All entries are to be quoted exactly; the images stay out of the copy.
--- start Task input ---
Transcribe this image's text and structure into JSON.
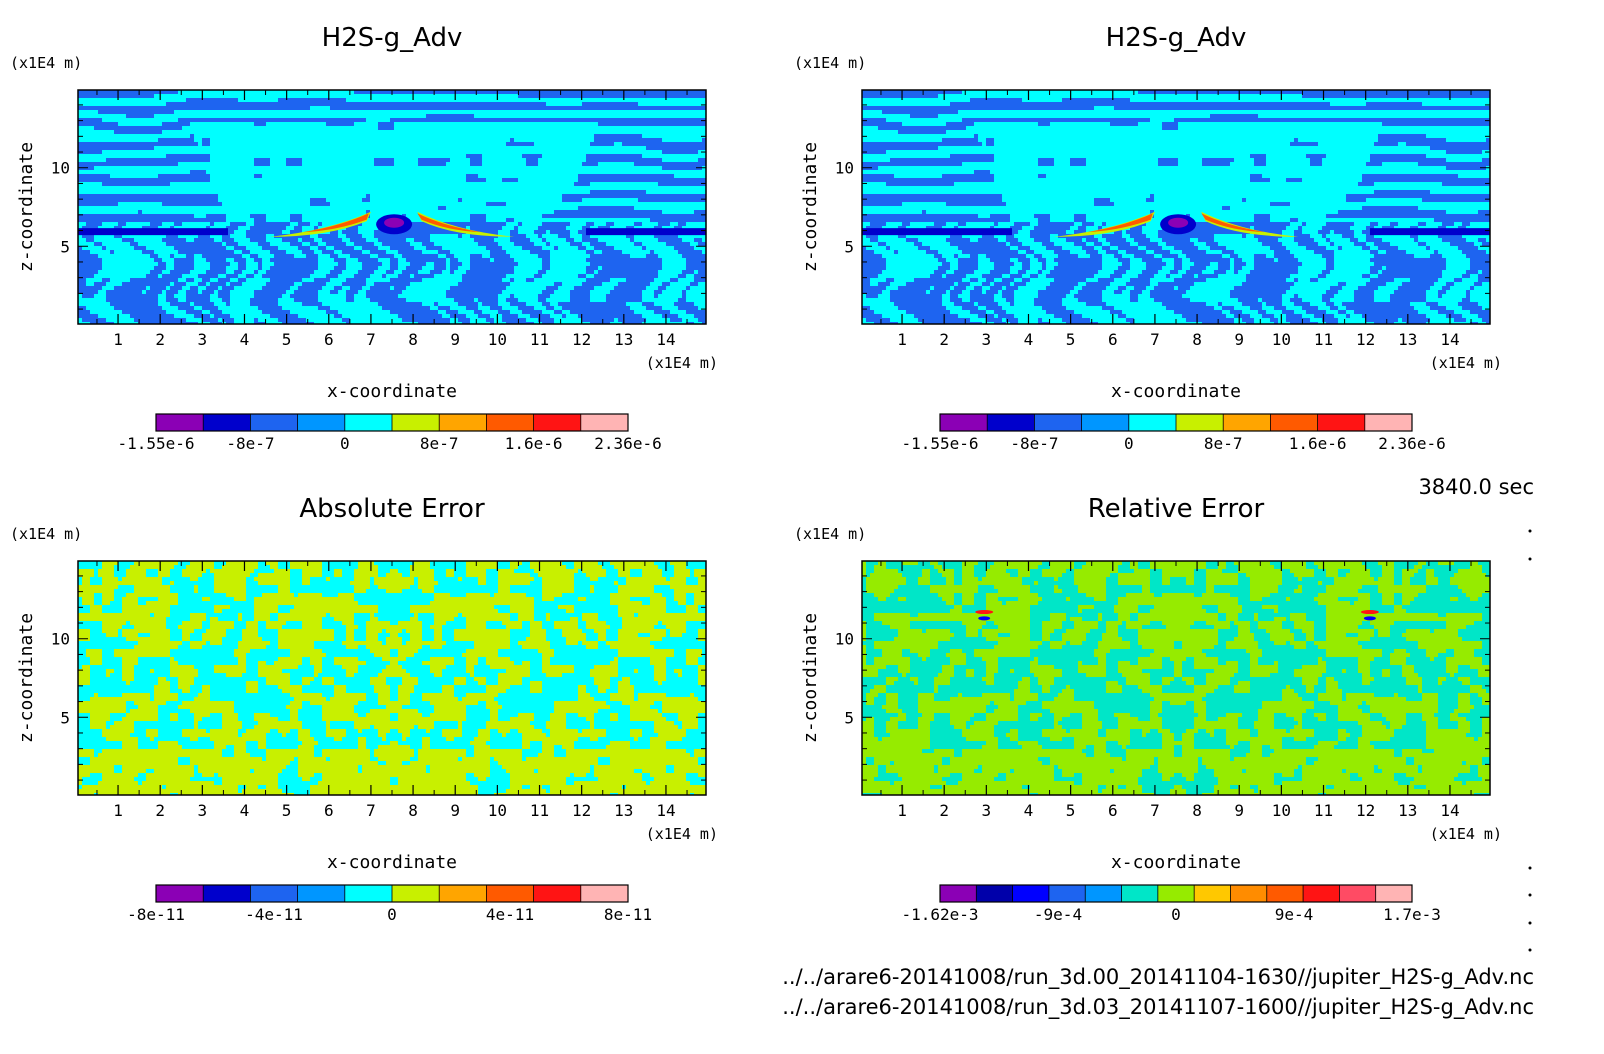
{
  "footer": {
    "time": "3840.0 sec",
    "file_1": "../../arare6-20141008/run_3d.00_20141104-1630//jupiter_H2S-g_Adv.nc",
    "file_2": "../../arare6-20141008/run_3d.03_20141107-1600//jupiter_H2S-g_Adv.nc"
  },
  "chart_data": [
    {
      "type": "heatmap",
      "title": "H2S-g_Adv",
      "xlabel": "x-coordinate",
      "ylabel": "z-coordinate",
      "x_unit": "(x1E4 m)",
      "z_unit": "(x1E4 m)",
      "xlim": [
        0.05,
        14.95
      ],
      "ylim": [
        0.05,
        14.95
      ],
      "x_ticks": [
        "1",
        "2",
        "3",
        "4",
        "5",
        "6",
        "7",
        "8",
        "9",
        "10",
        "11",
        "12",
        "13",
        "14"
      ],
      "y_ticks": [
        "5",
        "10"
      ],
      "colorbar_labels": [
        "-1.55e-6",
        "-8e-7",
        "0",
        "8e-7",
        "1.6e-6",
        "2.36e-6"
      ],
      "colorbar_colors": [
        "#8b00b5",
        "#0000cc",
        "#1e64f0",
        "#0096ff",
        "#00ffff",
        "#c8f000",
        "#ffa500",
        "#ff5a00",
        "#ff1414",
        "#ffb4b4"
      ],
      "pattern": "plume",
      "field_colors": [
        "#1e64f0",
        "#00ffff"
      ]
    },
    {
      "type": "heatmap",
      "title": "H2S-g_Adv",
      "xlabel": "x-coordinate",
      "ylabel": "z-coordinate",
      "x_unit": "(x1E4 m)",
      "z_unit": "(x1E4 m)",
      "xlim": [
        0.05,
        14.95
      ],
      "ylim": [
        0.05,
        14.95
      ],
      "x_ticks": [
        "1",
        "2",
        "3",
        "4",
        "5",
        "6",
        "7",
        "8",
        "9",
        "10",
        "11",
        "12",
        "13",
        "14"
      ],
      "y_ticks": [
        "5",
        "10"
      ],
      "colorbar_labels": [
        "-1.55e-6",
        "-8e-7",
        "0",
        "8e-7",
        "1.6e-6",
        "2.36e-6"
      ],
      "colorbar_colors": [
        "#8b00b5",
        "#0000cc",
        "#1e64f0",
        "#0096ff",
        "#00ffff",
        "#c8f000",
        "#ffa500",
        "#ff5a00",
        "#ff1414",
        "#ffb4b4"
      ],
      "pattern": "plume",
      "field_colors": [
        "#1e64f0",
        "#00ffff"
      ]
    },
    {
      "type": "heatmap",
      "title": "Absolute Error",
      "xlabel": "x-coordinate",
      "ylabel": "z-coordinate",
      "x_unit": "(x1E4 m)",
      "z_unit": "(x1E4 m)",
      "xlim": [
        0.05,
        14.95
      ],
      "ylim": [
        0.05,
        14.95
      ],
      "x_ticks": [
        "1",
        "2",
        "3",
        "4",
        "5",
        "6",
        "7",
        "8",
        "9",
        "10",
        "11",
        "12",
        "13",
        "14"
      ],
      "y_ticks": [
        "5",
        "10"
      ],
      "colorbar_labels": [
        "-8e-11",
        "-4e-11",
        "0",
        "4e-11",
        "8e-11"
      ],
      "colorbar_colors": [
        "#8b00b5",
        "#0000cc",
        "#1e64f0",
        "#0096ff",
        "#00ffff",
        "#c8f000",
        "#ffa500",
        "#ff5a00",
        "#ff1414",
        "#ffb4b4"
      ],
      "pattern": "noise",
      "field_colors": [
        "#c8f000",
        "#00ffff"
      ]
    },
    {
      "type": "heatmap",
      "title": "Relative Error",
      "xlabel": "x-coordinate",
      "ylabel": "z-coordinate",
      "x_unit": "(x1E4 m)",
      "z_unit": "(x1E4 m)",
      "xlim": [
        0.05,
        14.95
      ],
      "ylim": [
        0.05,
        14.95
      ],
      "x_ticks": [
        "1",
        "2",
        "3",
        "4",
        "5",
        "6",
        "7",
        "8",
        "9",
        "10",
        "11",
        "12",
        "13",
        "14"
      ],
      "y_ticks": [
        "5",
        "10"
      ],
      "colorbar_labels": [
        "-1.62e-3",
        "-9e-4",
        "0",
        "9e-4",
        "1.7e-3"
      ],
      "colorbar_colors": [
        "#8b00b5",
        "#0000aa",
        "#0000ff",
        "#1e64f0",
        "#0096ff",
        "#00e6c8",
        "#96eb00",
        "#ffc800",
        "#ff8c00",
        "#ff5a00",
        "#ff1414",
        "#ff4b64",
        "#ffb4b4"
      ],
      "pattern": "noise",
      "field_colors": [
        "#96eb00",
        "#00e6c8"
      ]
    }
  ]
}
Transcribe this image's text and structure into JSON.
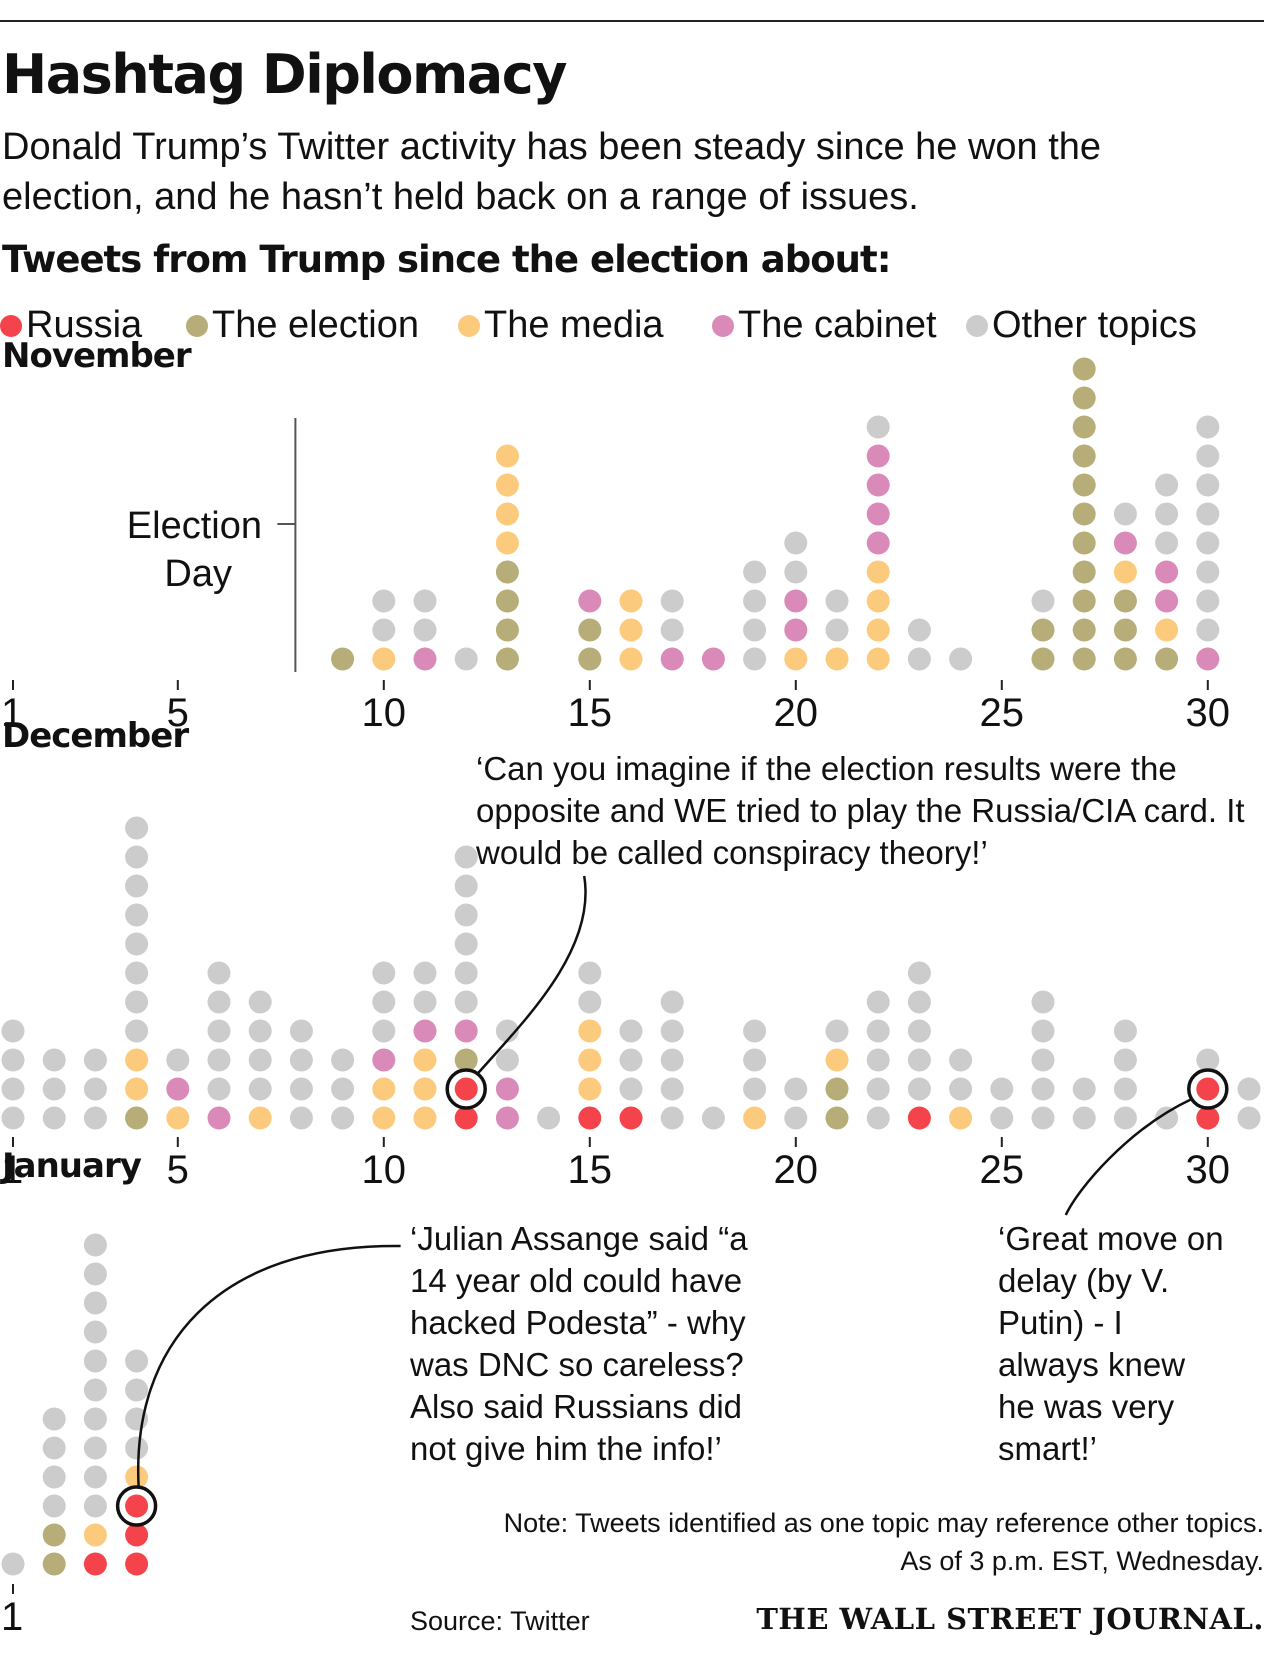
--- end Task input ---
Expected output.
Transcribe this image's text and structure into JSON.
{
  "footer": {
    "time": "3840.0 sec",
    "file_1": "../../arare6-20141008/run_3d.00_20141104-1630//jupiter_H2S-g_Adv.nc",
    "file_2": "../../arare6-20141008/run_3d.03_20141107-1600//jupiter_H2S-g_Adv.nc"
  },
  "chart_data": [
    {
      "type": "heatmap",
      "title": "H2S-g_Adv",
      "xlabel": "x-coordinate",
      "ylabel": "z-coordinate",
      "x_unit": "(x1E4 m)",
      "z_unit": "(x1E4 m)",
      "xlim": [
        0.05,
        14.95
      ],
      "ylim": [
        0.05,
        14.95
      ],
      "x_ticks": [
        "1",
        "2",
        "3",
        "4",
        "5",
        "6",
        "7",
        "8",
        "9",
        "10",
        "11",
        "12",
        "13",
        "14"
      ],
      "y_ticks": [
        "5",
        "10"
      ],
      "colorbar_labels": [
        "-1.55e-6",
        "-8e-7",
        "0",
        "8e-7",
        "1.6e-6",
        "2.36e-6"
      ],
      "colorbar_colors": [
        "#8b00b5",
        "#0000cc",
        "#1e64f0",
        "#0096ff",
        "#00ffff",
        "#c8f000",
        "#ffa500",
        "#ff5a00",
        "#ff1414",
        "#ffb4b4"
      ],
      "pattern": "plume",
      "field_colors": [
        "#1e64f0",
        "#00ffff"
      ]
    },
    {
      "type": "heatmap",
      "title": "H2S-g_Adv",
      "xlabel": "x-coordinate",
      "ylabel": "z-coordinate",
      "x_unit": "(x1E4 m)",
      "z_unit": "(x1E4 m)",
      "xlim": [
        0.05,
        14.95
      ],
      "ylim": [
        0.05,
        14.95
      ],
      "x_ticks": [
        "1",
        "2",
        "3",
        "4",
        "5",
        "6",
        "7",
        "8",
        "9",
        "10",
        "11",
        "12",
        "13",
        "14"
      ],
      "y_ticks": [
        "5",
        "10"
      ],
      "colorbar_labels": [
        "-1.55e-6",
        "-8e-7",
        "0",
        "8e-7",
        "1.6e-6",
        "2.36e-6"
      ],
      "colorbar_colors": [
        "#8b00b5",
        "#0000cc",
        "#1e64f0",
        "#0096ff",
        "#00ffff",
        "#c8f000",
        "#ffa500",
        "#ff5a00",
        "#ff1414",
        "#ffb4b4"
      ],
      "pattern": "plume",
      "field_colors": [
        "#1e64f0",
        "#00ffff"
      ]
    },
    {
      "type": "heatmap",
      "title": "Absolute Error",
      "xlabel": "x-coordinate",
      "ylabel": "z-coordinate",
      "x_unit": "(x1E4 m)",
      "z_unit": "(x1E4 m)",
      "xlim": [
        0.05,
        14.95
      ],
      "ylim": [
        0.05,
        14.95
      ],
      "x_ticks": [
        "1",
        "2",
        "3",
        "4",
        "5",
        "6",
        "7",
        "8",
        "9",
        "10",
        "11",
        "12",
        "13",
        "14"
      ],
      "y_ticks": [
        "5",
        "10"
      ],
      "colorbar_labels": [
        "-8e-11",
        "-4e-11",
        "0",
        "4e-11",
        "8e-11"
      ],
      "colorbar_colors": [
        "#8b00b5",
        "#0000cc",
        "#1e64f0",
        "#0096ff",
        "#00ffff",
        "#c8f000",
        "#ffa500",
        "#ff5a00",
        "#ff1414",
        "#ffb4b4"
      ],
      "pattern": "noise",
      "field_colors": [
        "#c8f000",
        "#00ffff"
      ]
    },
    {
      "type": "heatmap",
      "title": "Relative Error",
      "xlabel": "x-coordinate",
      "ylabel": "z-coordinate",
      "x_unit": "(x1E4 m)",
      "z_unit": "(x1E4 m)",
      "xlim": [
        0.05,
        14.95
      ],
      "ylim": [
        0.05,
        14.95
      ],
      "x_ticks": [
        "1",
        "2",
        "3",
        "4",
        "5",
        "6",
        "7",
        "8",
        "9",
        "10",
        "11",
        "12",
        "13",
        "14"
      ],
      "y_ticks": [
        "5",
        "10"
      ],
      "colorbar_labels": [
        "-1.62e-3",
        "-9e-4",
        "0",
        "9e-4",
        "1.7e-3"
      ],
      "colorbar_colors": [
        "#8b00b5",
        "#0000aa",
        "#0000ff",
        "#1e64f0",
        "#0096ff",
        "#00e6c8",
        "#96eb00",
        "#ffc800",
        "#ff8c00",
        "#ff5a00",
        "#ff1414",
        "#ff4b64",
        "#ffb4b4"
      ],
      "pattern": "noise",
      "field_colors": [
        "#96eb00",
        "#00e6c8"
      ]
    }
  ]
}
Transcribe this image's text and structure into JSON.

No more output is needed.